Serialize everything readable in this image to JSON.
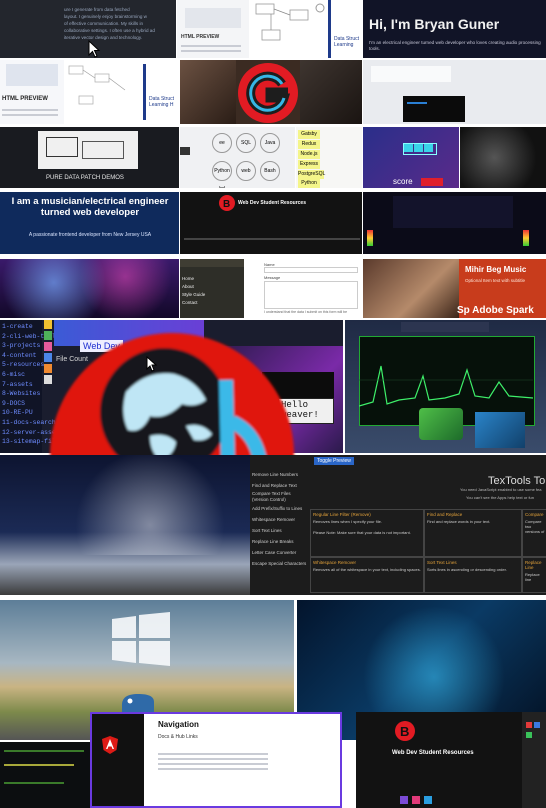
{
  "gallery": {
    "description_lines": [
      "ure I generate from data fetched",
      "layout. I genuinely enjoy brainstorming w",
      "of effective communication. My skills in",
      "collaborative settings. I often use a hybrid ad",
      "iterative vector design and technology."
    ],
    "html_preview_small": "HTML PREVIEW",
    "data_structures_label": "Data Struct Learning",
    "bryan": {
      "title": "Hi, I'm Bryan Guner",
      "subtitle": "I'm an electrical engineer turned web developer who loves creating audio processing tools."
    },
    "html_preview": "HTML PREVIEW",
    "data_structures_label2": "Data Struct Learning H",
    "pure_data_caption": "PURE DATA PATCH DEMOS",
    "tags": [
      "Gatsby",
      "Redux",
      "Node.js",
      "Express",
      "PostgreSQL",
      "Python"
    ],
    "circles": [
      "ee",
      "SQL",
      "Java",
      "Python hd",
      "web",
      "Bash"
    ],
    "score_label": "score",
    "musician": {
      "title": "I am a musician/electrical engineer turned web developer",
      "subtitle": "A passionate frontend developer from New Jersey USA"
    },
    "web_dev_resources": "Web Dev Student Resources",
    "form_labels": [
      "Name",
      "Message"
    ],
    "form_note": "I understand that the data I submit on this form will be",
    "menu_links": [
      "Home",
      "About",
      "Style Guide",
      "Contact"
    ],
    "mihir": {
      "title": "Mihir Beg Music",
      "subtitle": "Optional Item text with subtitle",
      "adobe": "Sp Adobe Spark"
    },
    "terminal": {
      "items": [
        "1-create",
        "2-cli-web-tools",
        "3-projects",
        "4-content",
        "5-resources",
        "6-misc",
        "7-assets",
        "8-Websites",
        "9-DOCS",
        "10-RE-PU",
        "11-docs-search",
        "12-server-assets",
        "13-sitemap-file"
      ],
      "web_dev": "Web Dev",
      "file_count": "File Count"
    },
    "hello_weaver": "Hello weaver!",
    "texttools": {
      "tab": "Toggle Preview",
      "title": "TexTools To",
      "notice": "You need JavaScript enabled to use some fea",
      "notice2": "You can't see the Apps help text or fun",
      "menu": [
        "Remove Line Numbers",
        "Find and Replace Text",
        "Compare Text Files (Version Control)",
        "Add Prefix/Suffix to Lines",
        "Whitespace Remover",
        "Sort Text Lines",
        "Replace Line Breaks",
        "Letter Case Converter",
        "Escape Special Characters"
      ],
      "boxes": [
        {
          "title": "Regular Line Filter (Remove)",
          "body": "Removes lines when I specify your file."
        },
        {
          "title": "Find and Replace",
          "body": "Find and replace words in your text."
        },
        {
          "title": "Compare",
          "body": "Compare two versions of"
        },
        {
          "title": "Whitespace Remover",
          "body": "Removes all of the whitespace in your text, including spaces."
        },
        {
          "title": "Sort Text Lines",
          "body": "Sorts lines in ascending or descending order."
        },
        {
          "title": "Replace Line",
          "body": "Replace line"
        }
      ],
      "note": "Please Note: Make sure that your data is not important."
    },
    "navigation": {
      "title": "Navigation",
      "subtitle": "Docs & Hub Links"
    },
    "web_dev_resources2": "Web Dev Student Resources"
  }
}
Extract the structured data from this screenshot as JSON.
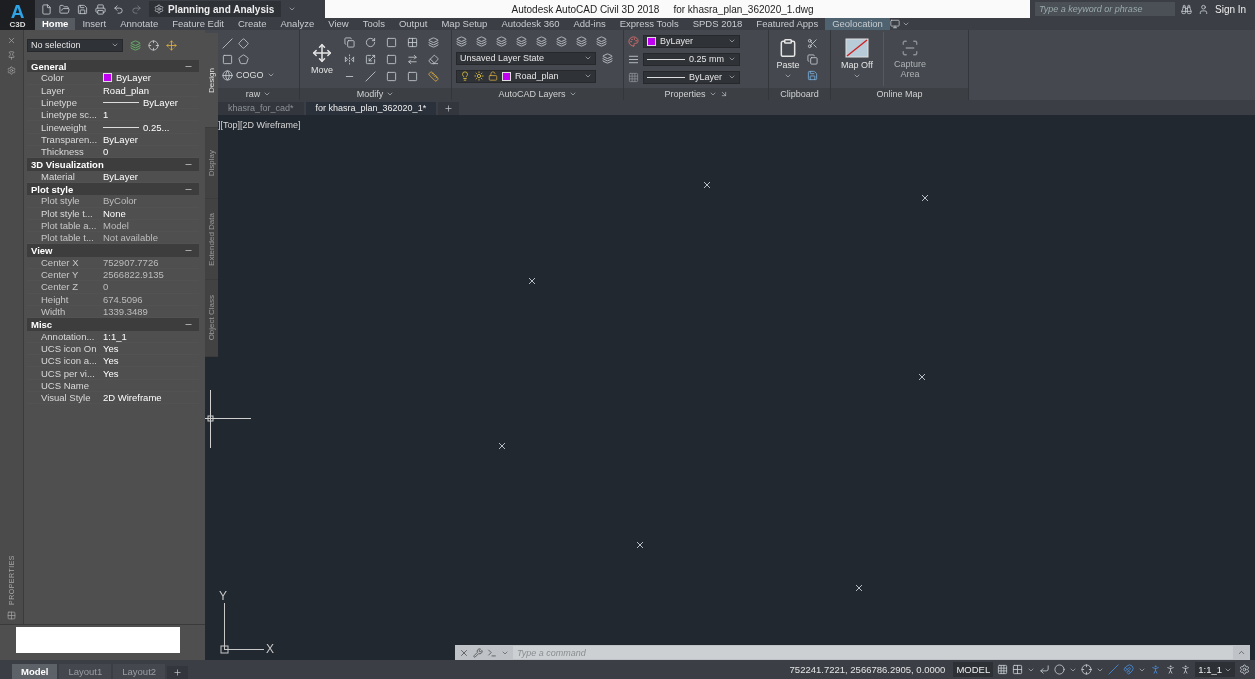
{
  "app_button": {
    "letter": "A",
    "label": "C3D"
  },
  "quick_access": {
    "workspace": "Planning and Analysis"
  },
  "title": {
    "app": "Autodesk AutoCAD Civil 3D 2018",
    "document": "for khasra_plan_362020_1.dwg"
  },
  "search": {
    "placeholder": "Type a keyword or phrase"
  },
  "account": {
    "label": "Sign In"
  },
  "ribbon_tabs": [
    {
      "label": "Home",
      "selected": true,
      "contextual": false
    },
    {
      "label": "Insert",
      "selected": false,
      "contextual": false
    },
    {
      "label": "Annotate",
      "selected": false,
      "contextual": false
    },
    {
      "label": "Feature Edit",
      "selected": false,
      "contextual": false
    },
    {
      "label": "Create",
      "selected": false,
      "contextual": false
    },
    {
      "label": "Analyze",
      "selected": false,
      "contextual": false
    },
    {
      "label": "View",
      "selected": false,
      "contextual": false
    },
    {
      "label": "Tools",
      "selected": false,
      "contextual": false
    },
    {
      "label": "Output",
      "selected": false,
      "contextual": false
    },
    {
      "label": "Map Setup",
      "selected": false,
      "contextual": false
    },
    {
      "label": "Autodesk 360",
      "selected": false,
      "contextual": false
    },
    {
      "label": "Add-ins",
      "selected": false,
      "contextual": false
    },
    {
      "label": "Express Tools",
      "selected": false,
      "contextual": false
    },
    {
      "label": "SPDS 2018",
      "selected": false,
      "contextual": false
    },
    {
      "label": "Featured Apps",
      "selected": false,
      "contextual": false
    },
    {
      "label": "Geolocation",
      "selected": false,
      "contextual": true
    }
  ],
  "ribbon": {
    "draw": {
      "title": "raw",
      "cogo": "COGO"
    },
    "modify": {
      "title": "Modify",
      "move": "Move"
    },
    "layers": {
      "title": "AutoCAD Layers",
      "layer_state": "Unsaved Layer State",
      "current_layer": "Road_plan"
    },
    "properties": {
      "title": "Properties",
      "color_setting": "ByLayer",
      "lineweight": "0.25 mm",
      "linetype": "ByLayer"
    },
    "clipboard": {
      "title": "Clipboard",
      "paste": "Paste"
    },
    "online_map": {
      "title": "Online Map",
      "map_off": "Map Off",
      "capture_area": "Capture Area",
      "capture_disabled": true
    }
  },
  "document_tabs": [
    {
      "label": "khasra_for_cad*",
      "selected": false
    },
    {
      "label": "for khasra_plan_362020_1*",
      "selected": true
    }
  ],
  "viewport_label": "][Top][2D Wireframe]",
  "properties_palette": {
    "title": "PROPERTIES",
    "selection": "No selection",
    "sections": [
      {
        "title": "General",
        "expanded": true,
        "rows": [
          {
            "label": "Color",
            "value": "ByLayer",
            "kind": "color",
            "disabled": false
          },
          {
            "label": "Layer",
            "value": "Road_plan",
            "kind": "text",
            "disabled": false
          },
          {
            "label": "Linetype",
            "value": "ByLayer",
            "kind": "line",
            "disabled": false
          },
          {
            "label": "Linetype sc...",
            "value": "1",
            "kind": "text",
            "disabled": false
          },
          {
            "label": "Lineweight",
            "value": "0.25...",
            "kind": "line",
            "disabled": false
          },
          {
            "label": "Transparen...",
            "value": "ByLayer",
            "kind": "text",
            "disabled": false
          },
          {
            "label": "Thickness",
            "value": "0",
            "kind": "text",
            "disabled": false
          }
        ]
      },
      {
        "title": "3D Visualization",
        "expanded": true,
        "rows": [
          {
            "label": "Material",
            "value": "ByLayer",
            "kind": "text",
            "disabled": false
          }
        ]
      },
      {
        "title": "Plot style",
        "expanded": true,
        "rows": [
          {
            "label": "Plot style",
            "value": "ByColor",
            "kind": "text",
            "disabled": true
          },
          {
            "label": "Plot style t...",
            "value": "None",
            "kind": "text",
            "disabled": false
          },
          {
            "label": "Plot table a...",
            "value": "Model",
            "kind": "text",
            "disabled": true
          },
          {
            "label": "Plot table t...",
            "value": "Not available",
            "kind": "text",
            "disabled": true
          }
        ]
      },
      {
        "title": "View",
        "expanded": true,
        "rows": [
          {
            "label": "Center X",
            "value": "752907.7726",
            "kind": "text",
            "disabled": true
          },
          {
            "label": "Center Y",
            "value": "2566822.9135",
            "kind": "text",
            "disabled": true
          },
          {
            "label": "Center Z",
            "value": "0",
            "kind": "text",
            "disabled": true
          },
          {
            "label": "Height",
            "value": "674.5096",
            "kind": "text",
            "disabled": true
          },
          {
            "label": "Width",
            "value": "1339.3489",
            "kind": "text",
            "disabled": true
          }
        ]
      },
      {
        "title": "Misc",
        "expanded": true,
        "rows": [
          {
            "label": "Annotation...",
            "value": "1:1_1",
            "kind": "text",
            "disabled": false
          },
          {
            "label": "UCS icon On",
            "value": "Yes",
            "kind": "text",
            "disabled": false
          },
          {
            "label": "UCS icon a...",
            "value": "Yes",
            "kind": "text",
            "disabled": false
          },
          {
            "label": "UCS per vi...",
            "value": "Yes",
            "kind": "text",
            "disabled": false
          },
          {
            "label": "UCS Name",
            "kind": "text",
            "disabled": false
          },
          {
            "label": "Visual Style",
            "value": "2D Wireframe",
            "kind": "text",
            "disabled": false
          }
        ]
      }
    ],
    "side_tabs": [
      {
        "label": "Design",
        "selected": true
      },
      {
        "label": "Display",
        "selected": false
      },
      {
        "label": "Extended Data",
        "selected": false
      },
      {
        "label": "Object Class",
        "selected": false
      }
    ]
  },
  "ucs_icon": {
    "x_label": "X",
    "y_label": "Y"
  },
  "command_line": {
    "placeholder": "Type a command"
  },
  "layout_tabs": [
    {
      "label": "Model",
      "selected": true
    },
    {
      "label": "Layout1",
      "selected": false
    },
    {
      "label": "Layout2",
      "selected": false
    }
  ],
  "status_bar": {
    "coordinates": "752241.7221, 2566786.2905, 0.0000",
    "space": "MODEL",
    "annotation_scale": "1:1_1"
  }
}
*****
Request:
From the data above, count the lines where "Learning" occurs and give that figure and nothing else.

Final result:
2